### Short problem
All of the material below is to be retyped exactly.

-- start of Given records --

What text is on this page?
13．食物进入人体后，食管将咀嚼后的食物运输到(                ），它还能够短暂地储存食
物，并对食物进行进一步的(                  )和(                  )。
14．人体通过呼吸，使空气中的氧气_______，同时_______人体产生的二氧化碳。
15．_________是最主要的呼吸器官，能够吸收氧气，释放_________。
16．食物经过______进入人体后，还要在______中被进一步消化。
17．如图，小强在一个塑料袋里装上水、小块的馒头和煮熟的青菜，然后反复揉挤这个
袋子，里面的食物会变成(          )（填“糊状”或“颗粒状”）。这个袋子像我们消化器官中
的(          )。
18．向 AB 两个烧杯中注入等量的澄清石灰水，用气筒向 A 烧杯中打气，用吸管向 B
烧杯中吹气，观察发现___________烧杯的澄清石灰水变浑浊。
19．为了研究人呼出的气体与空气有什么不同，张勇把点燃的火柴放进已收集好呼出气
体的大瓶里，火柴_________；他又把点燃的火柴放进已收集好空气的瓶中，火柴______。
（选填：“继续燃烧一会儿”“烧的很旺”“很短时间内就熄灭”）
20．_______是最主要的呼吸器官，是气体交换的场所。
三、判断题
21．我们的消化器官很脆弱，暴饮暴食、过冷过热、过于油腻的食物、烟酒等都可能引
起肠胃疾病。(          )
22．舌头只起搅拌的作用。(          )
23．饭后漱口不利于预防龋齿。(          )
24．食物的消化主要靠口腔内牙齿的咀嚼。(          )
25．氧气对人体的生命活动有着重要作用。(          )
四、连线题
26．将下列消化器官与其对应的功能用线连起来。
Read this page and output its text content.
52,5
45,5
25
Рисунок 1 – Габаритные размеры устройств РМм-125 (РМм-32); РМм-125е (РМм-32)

-- end of Given records --

### Written response
What text is on this page?
13．食物进入人体后，食管将咀嚼后的食物运输到(                ），它还能够短暂地储存食
物，并对食物进行进一步的(                  )和(                  )。
14．人体通过呼吸，使空气中的氧气_______，同时_______人体产生的二氧化碳。
15．_________是最主要的呼吸器官，能够吸收氧气，释放_________。
16．食物经过______进入人体后，还要在______中被进一步消化。
17．如图，小强在一个塑料袋里装上水、小块的馒头和煮熟的青菜，然后反复揉挤这个
袋子，里面的食物会变成(          )（填“糊状”或“颗粒状”）。这个袋子像我们消化器官中
的(          )。
18．向 AB 两个烧杯中注入等量的澄清石灰水，用气筒向 A 烧杯中打气，用吸管向 B
烧杯中吹气，观察发现___________烧杯的澄清石灰水变浑浊。
19．为了研究人呼出的气体与空气有什么不同，张勇把点燃的火柴放进已收集好呼出气
体的大瓶里，火柴_________；他又把点燃的火柴放进已收集好空气的瓶中，火柴______。
（选填：“继续燃烧一会儿”“烧的很旺”“很短时间内就熄灭”）
20．_______是最主要的呼吸器官，是气体交换的场所。
三、判断题
21．我们的消化器官很脆弱，暴饮暴食、过冷过热、过于油腻的食物、烟酒等都可能引
起肠胃疾病。(          )
22．舌头只起搅拌的作用。(          )
23．饭后漱口不利于预防龋齿。(          )
24．食物的消化主要靠口腔内牙齿的咀嚼。(          )
25．氧气对人体的生命活动有着重要作用。(          )
四、连线题
26．将下列消化器官与其对应的功能用线连起来。
Read this page and output its text content.
52,5
45,5
25
Рисунок 1 – Габаритные размеры устройств РМм-125 (РМм-32); РМм-125е (РМм-32)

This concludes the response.